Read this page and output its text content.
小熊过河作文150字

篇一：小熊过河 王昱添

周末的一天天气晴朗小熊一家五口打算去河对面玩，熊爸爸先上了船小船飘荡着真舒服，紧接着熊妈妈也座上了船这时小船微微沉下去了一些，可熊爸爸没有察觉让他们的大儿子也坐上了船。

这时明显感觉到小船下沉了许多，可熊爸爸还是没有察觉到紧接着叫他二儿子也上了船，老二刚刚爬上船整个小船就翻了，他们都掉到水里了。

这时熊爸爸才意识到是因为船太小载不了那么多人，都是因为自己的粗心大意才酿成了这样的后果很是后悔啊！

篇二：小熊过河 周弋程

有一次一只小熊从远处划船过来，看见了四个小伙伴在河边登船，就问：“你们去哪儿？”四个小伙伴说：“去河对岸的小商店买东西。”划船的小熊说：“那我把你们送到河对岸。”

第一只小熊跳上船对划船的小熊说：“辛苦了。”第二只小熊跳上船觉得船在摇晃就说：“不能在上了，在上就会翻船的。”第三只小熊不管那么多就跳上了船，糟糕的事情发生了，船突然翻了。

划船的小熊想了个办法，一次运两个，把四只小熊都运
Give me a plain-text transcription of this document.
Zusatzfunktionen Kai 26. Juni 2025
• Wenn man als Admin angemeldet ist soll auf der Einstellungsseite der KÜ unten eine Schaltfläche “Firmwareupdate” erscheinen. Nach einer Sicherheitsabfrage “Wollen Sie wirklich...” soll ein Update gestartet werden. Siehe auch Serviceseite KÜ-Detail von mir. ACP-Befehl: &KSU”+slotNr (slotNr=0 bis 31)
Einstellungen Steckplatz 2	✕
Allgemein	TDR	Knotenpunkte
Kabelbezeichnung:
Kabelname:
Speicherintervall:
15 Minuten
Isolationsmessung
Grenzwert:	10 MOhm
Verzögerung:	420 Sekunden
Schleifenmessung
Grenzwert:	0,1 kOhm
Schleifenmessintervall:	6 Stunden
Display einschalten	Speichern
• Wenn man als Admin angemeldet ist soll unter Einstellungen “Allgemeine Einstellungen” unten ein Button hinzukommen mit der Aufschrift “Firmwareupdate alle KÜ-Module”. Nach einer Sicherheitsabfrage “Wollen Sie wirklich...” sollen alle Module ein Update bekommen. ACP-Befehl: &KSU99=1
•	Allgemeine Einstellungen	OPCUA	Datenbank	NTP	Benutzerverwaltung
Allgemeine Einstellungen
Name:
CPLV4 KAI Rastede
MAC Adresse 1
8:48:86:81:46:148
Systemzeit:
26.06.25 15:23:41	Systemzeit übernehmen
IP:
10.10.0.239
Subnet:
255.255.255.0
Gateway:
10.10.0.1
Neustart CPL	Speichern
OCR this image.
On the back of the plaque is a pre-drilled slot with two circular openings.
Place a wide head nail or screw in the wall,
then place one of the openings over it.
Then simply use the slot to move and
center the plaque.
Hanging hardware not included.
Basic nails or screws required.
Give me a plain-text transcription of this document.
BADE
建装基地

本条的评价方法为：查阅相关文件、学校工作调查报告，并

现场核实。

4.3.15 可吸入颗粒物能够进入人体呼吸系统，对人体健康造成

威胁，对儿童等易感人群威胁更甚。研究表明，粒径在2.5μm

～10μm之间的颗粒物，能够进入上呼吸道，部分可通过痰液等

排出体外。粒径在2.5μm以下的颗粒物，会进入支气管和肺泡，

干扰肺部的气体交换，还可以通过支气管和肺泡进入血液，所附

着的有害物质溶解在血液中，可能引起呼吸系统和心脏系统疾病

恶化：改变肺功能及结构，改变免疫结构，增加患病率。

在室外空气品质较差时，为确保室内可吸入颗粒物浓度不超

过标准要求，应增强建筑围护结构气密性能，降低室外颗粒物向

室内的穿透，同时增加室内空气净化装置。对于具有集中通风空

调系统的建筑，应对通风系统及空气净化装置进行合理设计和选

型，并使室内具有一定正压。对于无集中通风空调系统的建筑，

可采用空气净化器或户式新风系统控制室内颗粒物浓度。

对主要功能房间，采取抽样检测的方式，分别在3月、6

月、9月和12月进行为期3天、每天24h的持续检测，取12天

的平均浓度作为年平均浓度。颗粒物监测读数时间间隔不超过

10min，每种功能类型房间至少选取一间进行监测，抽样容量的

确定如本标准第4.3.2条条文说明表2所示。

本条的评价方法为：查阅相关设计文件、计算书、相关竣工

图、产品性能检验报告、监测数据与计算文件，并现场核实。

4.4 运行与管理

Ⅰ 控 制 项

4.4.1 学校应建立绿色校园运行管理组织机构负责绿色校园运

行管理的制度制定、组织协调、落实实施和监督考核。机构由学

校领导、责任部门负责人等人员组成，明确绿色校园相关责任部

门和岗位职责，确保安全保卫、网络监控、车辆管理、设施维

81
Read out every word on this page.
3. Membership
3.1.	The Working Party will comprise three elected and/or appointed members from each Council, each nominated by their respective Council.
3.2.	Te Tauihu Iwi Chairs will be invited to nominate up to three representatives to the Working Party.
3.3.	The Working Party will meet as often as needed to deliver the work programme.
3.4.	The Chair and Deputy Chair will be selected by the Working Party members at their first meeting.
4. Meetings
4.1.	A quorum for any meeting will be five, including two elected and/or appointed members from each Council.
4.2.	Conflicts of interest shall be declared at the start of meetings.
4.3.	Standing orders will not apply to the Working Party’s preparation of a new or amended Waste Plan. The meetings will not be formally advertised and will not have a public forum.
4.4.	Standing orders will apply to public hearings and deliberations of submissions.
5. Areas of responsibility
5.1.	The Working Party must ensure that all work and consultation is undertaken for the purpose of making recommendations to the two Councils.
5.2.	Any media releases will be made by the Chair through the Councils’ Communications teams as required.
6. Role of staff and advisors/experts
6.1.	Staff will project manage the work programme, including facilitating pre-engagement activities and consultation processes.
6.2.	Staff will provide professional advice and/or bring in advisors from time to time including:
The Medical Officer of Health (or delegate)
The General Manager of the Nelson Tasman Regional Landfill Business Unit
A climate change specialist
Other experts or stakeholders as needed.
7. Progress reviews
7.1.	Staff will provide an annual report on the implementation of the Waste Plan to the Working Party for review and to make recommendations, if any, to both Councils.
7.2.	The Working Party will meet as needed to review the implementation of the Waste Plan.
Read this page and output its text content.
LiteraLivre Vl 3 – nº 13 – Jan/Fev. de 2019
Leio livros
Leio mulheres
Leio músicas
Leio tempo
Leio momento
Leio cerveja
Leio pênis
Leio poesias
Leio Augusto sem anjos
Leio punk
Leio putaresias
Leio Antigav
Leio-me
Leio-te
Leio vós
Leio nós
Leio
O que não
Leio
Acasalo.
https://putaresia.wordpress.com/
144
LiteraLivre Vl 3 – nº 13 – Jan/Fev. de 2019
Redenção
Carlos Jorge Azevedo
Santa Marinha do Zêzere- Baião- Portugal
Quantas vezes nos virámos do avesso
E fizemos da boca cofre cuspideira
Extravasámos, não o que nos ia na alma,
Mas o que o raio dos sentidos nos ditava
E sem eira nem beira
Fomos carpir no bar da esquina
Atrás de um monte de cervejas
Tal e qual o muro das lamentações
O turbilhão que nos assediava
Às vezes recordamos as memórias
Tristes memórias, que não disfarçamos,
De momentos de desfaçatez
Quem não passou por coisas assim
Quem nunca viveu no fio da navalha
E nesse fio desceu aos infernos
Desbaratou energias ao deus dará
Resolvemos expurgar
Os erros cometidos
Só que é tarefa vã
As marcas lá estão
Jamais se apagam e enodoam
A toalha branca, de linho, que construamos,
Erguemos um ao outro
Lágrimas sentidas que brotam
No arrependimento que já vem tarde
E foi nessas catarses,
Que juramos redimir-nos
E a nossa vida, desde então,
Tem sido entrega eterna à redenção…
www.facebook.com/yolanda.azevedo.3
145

EXERCISE DETAILS>
Write out the material from the first line to the last, exactly.

ANSWER TO THIS PROBLEM>
Read this page and output its text content.
小熊过河作文150字

篇一：小熊过河 王昱添

周末的一天天气晴朗小熊一家五口打算去河对面玩，熊爸爸先上了船小船飘荡着真舒服，紧接着熊妈妈也座上了船这时小船微微沉下去了一些，可熊爸爸没有察觉让他们的大儿子也坐上了船。

这时明显感觉到小船下沉了许多，可熊爸爸还是没有察觉到紧接着叫他二儿子也上了船，老二刚刚爬上船整个小船就翻了，他们都掉到水里了。

这时熊爸爸才意识到是因为船太小载不了那么多人，都是因为自己的粗心大意才酿成了这样的后果很是后悔啊！

篇二：小熊过河 周弋程

有一次一只小熊从远处划船过来，看见了四个小伙伴在河边登船，就问：“你们去哪儿？”四个小伙伴说：“去河对岸的小商店买东西。”划船的小熊说：“那我把你们送到河对岸。”

第一只小熊跳上船对划船的小熊说：“辛苦了。”第二只小熊跳上船觉得船在摇晃就说：“不能在上了，在上就会翻船的。”第三只小熊不管那么多就跳上了船，糟糕的事情发生了，船突然翻了。

划船的小熊想了个办法，一次运两个，把四只小熊都运
Give me a plain-text transcription of this document.
Zusatzfunktionen Kai 26. Juni 2025
• Wenn man als Admin angemeldet ist soll auf der Einstellungsseite der KÜ unten eine Schaltfläche “Firmwareupdate” erscheinen. Nach einer Sicherheitsabfrage “Wollen Sie wirklich...” soll ein Update gestartet werden. Siehe auch Serviceseite KÜ-Detail von mir. ACP-Befehl: &KSU”+slotNr (slotNr=0 bis 31)
Einstellungen Steckplatz 2	✕
Allgemein	TDR	Knotenpunkte
Kabelbezeichnung:
Kabelname:
Speicherintervall:
15 Minuten
Isolationsmessung
Grenzwert:	10 MOhm
Verzögerung:	420 Sekunden
Schleifenmessung
Grenzwert:	0,1 kOhm
Schleifenmessintervall:	6 Stunden
Display einschalten	Speichern
• Wenn man als Admin angemeldet ist soll unter Einstellungen “Allgemeine Einstellungen” unten ein Button hinzukommen mit der Aufschrift “Firmwareupdate alle KÜ-Module”. Nach einer Sicherheitsabfrage “Wollen Sie wirklich...” sollen alle Module ein Update bekommen. ACP-Befehl: &KSU99=1
•	Allgemeine Einstellungen	OPCUA	Datenbank	NTP	Benutzerverwaltung
Allgemeine Einstellungen
Name:
CPLV4 KAI Rastede
MAC Adresse 1
8:48:86:81:46:148
Systemzeit:
26.06.25 15:23:41	Systemzeit übernehmen
IP:
10.10.0.239
Subnet:
255.255.255.0
Gateway:
10.10.0.1
Neustart CPL	Speichern
OCR this image.
On the back of the plaque is a pre-drilled slot with two circular openings.
Place a wide head nail or screw in the wall,
then place one of the openings over it.
Then simply use the slot to move and
center the plaque.
Hanging hardware not included.
Basic nails or screws required.
Give me a plain-text transcription of this document.
BADE
建装基地

本条的评价方法为：查阅相关文件、学校工作调查报告，并

现场核实。

4.3.15 可吸入颗粒物能够进入人体呼吸系统，对人体健康造成

威胁，对儿童等易感人群威胁更甚。研究表明，粒径在2.5μm

～10μm之间的颗粒物，能够进入上呼吸道，部分可通过痰液等

排出体外。粒径在2.5μm以下的颗粒物，会进入支气管和肺泡，

干扰肺部的气体交换，还可以通过支气管和肺泡进入血液，所附

着的有害物质溶解在血液中，可能引起呼吸系统和心脏系统疾病

恶化：改变肺功能及结构，改变免疫结构，增加患病率。

在室外空气品质较差时，为确保室内可吸入颗粒物浓度不超

过标准要求，应增强建筑围护结构气密性能，降低室外颗粒物向

室内的穿透，同时增加室内空气净化装置。对于具有集中通风空

调系统的建筑，应对通风系统及空气净化装置进行合理设计和选

型，并使室内具有一定正压。对于无集中通风空调系统的建筑，

可采用空气净化器或户式新风系统控制室内颗粒物浓度。

对主要功能房间，采取抽样检测的方式，分别在3月、6

月、9月和12月进行为期3天、每天24h的持续检测，取12天

的平均浓度作为年平均浓度。颗粒物监测读数时间间隔不超过

10min，每种功能类型房间至少选取一间进行监测，抽样容量的

确定如本标准第4.3.2条条文说明表2所示。

本条的评价方法为：查阅相关设计文件、计算书、相关竣工

图、产品性能检验报告、监测数据与计算文件，并现场核实。

4.4 运行与管理

Ⅰ 控 制 项

4.4.1 学校应建立绿色校园运行管理组织机构负责绿色校园运

行管理的制度制定、组织协调、落实实施和监督考核。机构由学

校领导、责任部门负责人等人员组成，明确绿色校园相关责任部

门和岗位职责，确保安全保卫、网络监控、车辆管理、设施维

81
Read out every word on this page.
3. Membership
3.1.	The Working Party will comprise three elected and/or appointed members from each Council, each nominated by their respective Council.
3.2.	Te Tauihu Iwi Chairs will be invited to nominate up to three representatives to the Working Party.
3.3.	The Working Party will meet as often as needed to deliver the work programme.
3.4.	The Chair and Deputy Chair will be selected by the Working Party members at their first meeting.
4. Meetings
4.1.	A quorum for any meeting will be five, including two elected and/or appointed members from each Council.
4.2.	Conflicts of interest shall be declared at the start of meetings.
4.3.	Standing orders will not apply to the Working Party’s preparation of a new or amended Waste Plan. The meetings will not be formally advertised and will not have a public forum.
4.4.	Standing orders will apply to public hearings and deliberations of submissions.
5. Areas of responsibility
5.1.	The Working Party must ensure that all work and consultation is undertaken for the purpose of making recommendations to the two Councils.
5.2.	Any media releases will be made by the Chair through the Councils’ Communications teams as required.
6. Role of staff and advisors/experts
6.1.	Staff will project manage the work programme, including facilitating pre-engagement activities and consultation processes.
6.2.	Staff will provide professional advice and/or bring in advisors from time to time including:
The Medical Officer of Health (or delegate)
The General Manager of the Nelson Tasman Regional Landfill Business Unit
A climate change specialist
Other experts or stakeholders as needed.
7. Progress reviews
7.1.	Staff will provide an annual report on the implementation of the Waste Plan to the Working Party for review and to make recommendations, if any, to both Councils.
7.2.	The Working Party will meet as needed to review the implementation of the Waste Plan.
Read this page and output its text content.
LiteraLivre Vl 3 – nº 13 – Jan/Fev. de 2019
Leio livros
Leio mulheres
Leio músicas
Leio tempo
Leio momento
Leio cerveja
Leio pênis
Leio poesias
Leio Augusto sem anjos
Leio punk
Leio putaresias
Leio Antigav
Leio-me
Leio-te
Leio vós
Leio nós
Leio
O que não
Leio
Acasalo.
https://putaresia.wordpress.com/
144
LiteraLivre Vl 3 – nº 13 – Jan/Fev. de 2019
Redenção
Carlos Jorge Azevedo
Santa Marinha do Zêzere- Baião- Portugal
Quantas vezes nos virámos do avesso
E fizemos da boca cofre cuspideira
Extravasámos, não o que nos ia na alma,
Mas o que o raio dos sentidos nos ditava
E sem eira nem beira
Fomos carpir no bar da esquina
Atrás de um monte de cervejas
Tal e qual o muro das lamentações
O turbilhão que nos assediava
Às vezes recordamos as memórias
Tristes memórias, que não disfarçamos,
De momentos de desfaçatez
Quem não passou por coisas assim
Quem nunca viveu no fio da navalha
E nesse fio desceu aos infernos
Desbaratou energias ao deus dará
Resolvemos expurgar
Os erros cometidos
Só que é tarefa vã
As marcas lá estão
Jamais se apagam e enodoam
A toalha branca, de linho, que construamos,
Erguemos um ao outro
Lágrimas sentidas que brotam
No arrependimento que já vem tarde
E foi nessas catarses,
Que juramos redimir-nos
E a nossa vida, desde então,
Tem sido entrega eterna à redenção…
www.facebook.com/yolanda.azevedo.3
145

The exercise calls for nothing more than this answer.